## TASK DESCRIPTION
Select and copy out every line in the records containing "number".

Excerpt from a dataset
-- begin --
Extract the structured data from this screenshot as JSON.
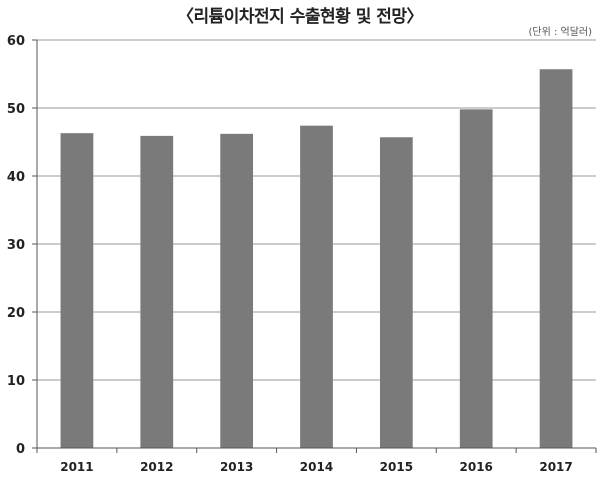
{
  "chart_data": {
    "type": "bar",
    "title": "〈리튬이차전지 수출현황 및 전망〉",
    "unit_note": "(단위 : 억달러)",
    "categories": [
      "2011",
      "2012",
      "2013",
      "2014",
      "2015",
      "2016",
      "2017"
    ],
    "values": [
      46.3,
      45.9,
      46.2,
      47.4,
      45.7,
      49.8,
      55.7
    ],
    "xlabel": "",
    "ylabel": "",
    "ylim": [
      0,
      60
    ],
    "yticks": [
      0,
      10,
      20,
      30,
      40,
      50,
      60
    ],
    "grid": true,
    "legend": "none",
    "bar_color": "#7a7a7a",
    "grid_color": "#9a9a9a"
  }
}
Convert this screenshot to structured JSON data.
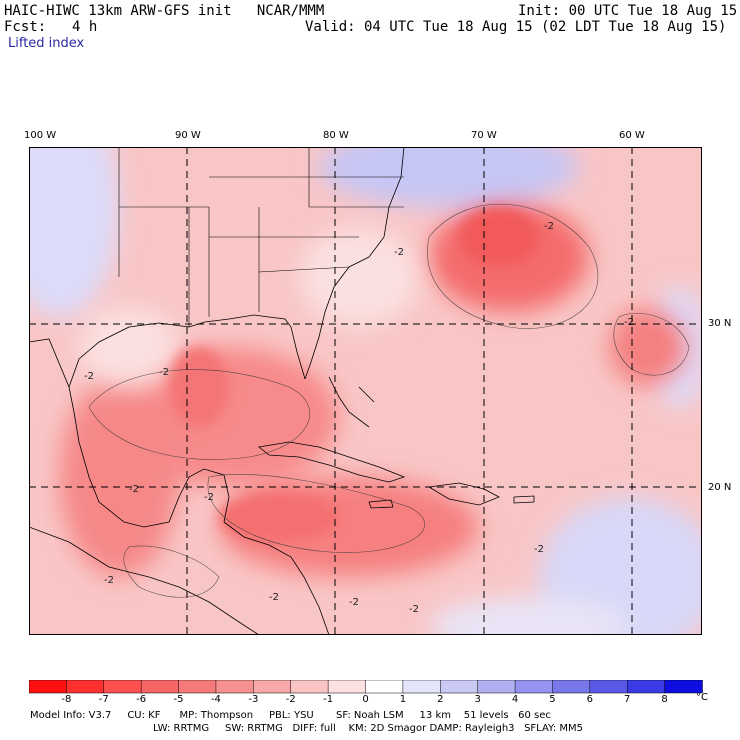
{
  "header": {
    "title": "HAIC-HIWC 13km ARW-GFS init   NCAR/MMM",
    "init": "Init: 00 UTC Tue 18 Aug 15",
    "fcst_label": "Fcst:",
    "fcst_value": "4 h",
    "valid": "Valid: 04 UTC Tue 18 Aug 15 (02 LDT Tue 18 Aug 15)",
    "field": "Lifted index"
  },
  "map": {
    "lon_labels": [
      "100 W",
      "90 W",
      "80 W",
      "70 W",
      "60 W"
    ],
    "lat_labels": [
      "30 N",
      "20 N"
    ],
    "contour_labels": [
      "-2",
      "-2",
      "-2",
      "-2",
      "-2",
      "-2",
      "-2",
      "-2",
      "-2",
      "-2",
      "-2",
      "-2"
    ]
  },
  "colorbar": {
    "levels": [
      "-8",
      "-7",
      "-6",
      "-5",
      "-4",
      "-3",
      "-2",
      "-1",
      "0",
      "1",
      "2",
      "3",
      "4",
      "5",
      "6",
      "7",
      "8"
    ],
    "unit": "°C",
    "colors": [
      "#ff1010",
      "#ff3030",
      "#ff5050",
      "#f76565",
      "#f57a7a",
      "#f79090",
      "#f8a8a8",
      "#fac4c4",
      "#fde0e0",
      "#ffffff",
      "#e4e4fb",
      "#cacaf5",
      "#b0b0f2",
      "#9494ef",
      "#7878eb",
      "#5a5ae8",
      "#3a3ae6",
      "#0d0ddf"
    ]
  },
  "model_info": {
    "line1": "Model Info: V3.7     CU: KF      MP: Thompson     PBL: YSU       SF: Noah LSM     13 km    51 levels   60 sec",
    "line2": "LW: RRTMG     SW: RRTMG   DIFF: full    KM: 2D Smagor DAMP: Rayleigh3   SFLAY: MM5"
  }
}
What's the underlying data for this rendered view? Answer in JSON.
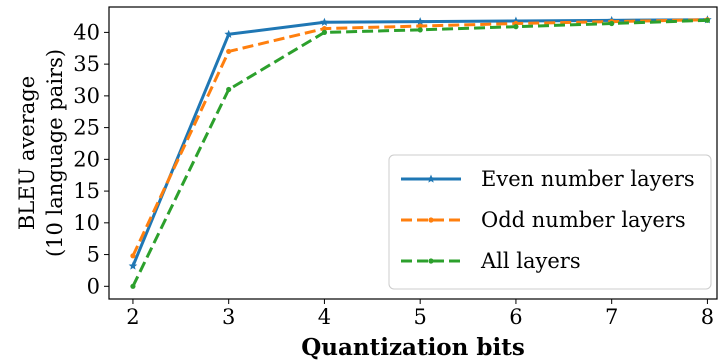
{
  "chart_data": {
    "type": "line",
    "xlabel": "Quantization bits",
    "ylabel_line1": "BLEU average",
    "ylabel_line2": "(10 language pairs)",
    "x": [
      2,
      3,
      4,
      5,
      6,
      7,
      8
    ],
    "xlim": [
      1.75,
      8.1
    ],
    "ylim": [
      -2,
      44
    ],
    "xticks": [
      2,
      3,
      4,
      5,
      6,
      7,
      8
    ],
    "yticks": [
      0,
      5,
      10,
      15,
      20,
      25,
      30,
      35,
      40
    ],
    "grid": false,
    "legend_position": "lower-right",
    "series": [
      {
        "name": "Even number layers",
        "values": [
          3.2,
          39.7,
          41.6,
          41.7,
          41.8,
          41.9,
          42.0
        ],
        "color": "#1f77b4",
        "dash": "solid",
        "marker": "star"
      },
      {
        "name": "Odd number layers",
        "values": [
          4.8,
          37.0,
          40.6,
          41.0,
          41.4,
          41.7,
          42.0
        ],
        "color": "#ff7f0e",
        "dash": "dashed",
        "marker": "dot"
      },
      {
        "name": "All layers",
        "values": [
          0.0,
          31.0,
          40.0,
          40.4,
          40.9,
          41.4,
          41.9
        ],
        "color": "#2ca02c",
        "dash": "dashed",
        "marker": "dot"
      }
    ]
  }
}
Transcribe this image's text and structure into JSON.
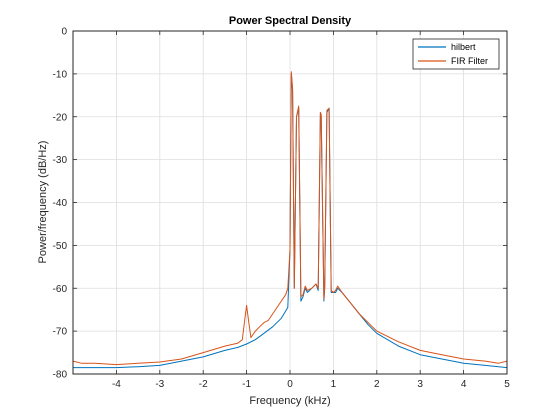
{
  "chart_data": {
    "type": "line",
    "title": "Power Spectral Density",
    "xlabel": "Frequency (kHz)",
    "ylabel": "Power/frequency (dB/Hz)",
    "xlim": [
      -5,
      5
    ],
    "ylim": [
      -80,
      0
    ],
    "xticks": [
      -4,
      -3,
      -2,
      -1,
      0,
      1,
      2,
      3,
      4,
      5
    ],
    "yticks": [
      0,
      -10,
      -20,
      -30,
      -40,
      -50,
      -60,
      -70,
      -80
    ],
    "grid": true,
    "legend_position": "top-right",
    "series": [
      {
        "name": "hilbert",
        "color": "#0072BD",
        "x": [
          -5,
          -4.5,
          -4,
          -3.5,
          -3,
          -2.5,
          -2,
          -1.5,
          -1.2,
          -1.0,
          -0.8,
          -0.6,
          -0.4,
          -0.2,
          -0.05,
          0.0,
          0.03,
          0.06,
          0.1,
          0.15,
          0.2,
          0.25,
          0.3,
          0.35,
          0.4,
          0.5,
          0.6,
          0.65,
          0.7,
          0.72,
          0.78,
          0.8,
          0.85,
          0.9,
          0.95,
          1.0,
          1.05,
          1.1,
          1.2,
          1.4,
          1.6,
          1.8,
          2.0,
          2.5,
          3.0,
          3.5,
          4.0,
          4.5,
          5.0
        ],
        "y": [
          -78.5,
          -78.5,
          -78.5,
          -78.3,
          -78,
          -77,
          -76,
          -74.5,
          -73.8,
          -73,
          -72,
          -70.5,
          -69,
          -67,
          -64.5,
          -51,
          -10,
          -14,
          -60,
          -20,
          -18,
          -63,
          -62,
          -60,
          -61,
          -60,
          -59,
          -60.5,
          -19,
          -20,
          -63,
          -60,
          -19,
          -18,
          -61,
          -61,
          -61,
          -60,
          -61,
          -63.5,
          -66,
          -68.5,
          -70.5,
          -73.5,
          -75.5,
          -76.5,
          -77.5,
          -78,
          -78.5
        ]
      },
      {
        "name": "FIR Filter",
        "color": "#D95319",
        "x": [
          -5,
          -4.8,
          -4.5,
          -4,
          -3.5,
          -3,
          -2.5,
          -2,
          -1.5,
          -1.2,
          -1.1,
          -1.05,
          -1.0,
          -0.95,
          -0.9,
          -0.8,
          -0.7,
          -0.6,
          -0.5,
          -0.4,
          -0.3,
          -0.2,
          -0.1,
          -0.05,
          0.0,
          0.03,
          0.06,
          0.1,
          0.15,
          0.2,
          0.25,
          0.3,
          0.35,
          0.4,
          0.5,
          0.6,
          0.65,
          0.7,
          0.72,
          0.78,
          0.8,
          0.85,
          0.9,
          0.95,
          1.0,
          1.05,
          1.1,
          1.2,
          1.4,
          1.6,
          1.8,
          2.0,
          2.5,
          3.0,
          3.5,
          4.0,
          4.5,
          4.8,
          5.0
        ],
        "y": [
          -77,
          -77.5,
          -77.5,
          -77.8,
          -77.5,
          -77.2,
          -76.5,
          -75,
          -73.5,
          -72.8,
          -72,
          -68,
          -64,
          -68,
          -71.5,
          -70,
          -69,
          -68,
          -67.5,
          -66,
          -64.5,
          -63,
          -61.5,
          -60,
          -51,
          -9.5,
          -13.5,
          -60,
          -20,
          -17.5,
          -62,
          -61.5,
          -59.5,
          -60.5,
          -60,
          -59,
          -60,
          -19,
          -19.5,
          -62.5,
          -59.5,
          -18.5,
          -18,
          -60.5,
          -61,
          -60.5,
          -59.5,
          -61,
          -63.5,
          -66,
          -68,
          -70,
          -72.5,
          -74.5,
          -75.5,
          -76.5,
          -77,
          -77.5,
          -77
        ]
      }
    ]
  }
}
-- end --
## SOLUTION TO THIS EXERCISE
        "name": "Even number layers",
        "name": "Odd number layers",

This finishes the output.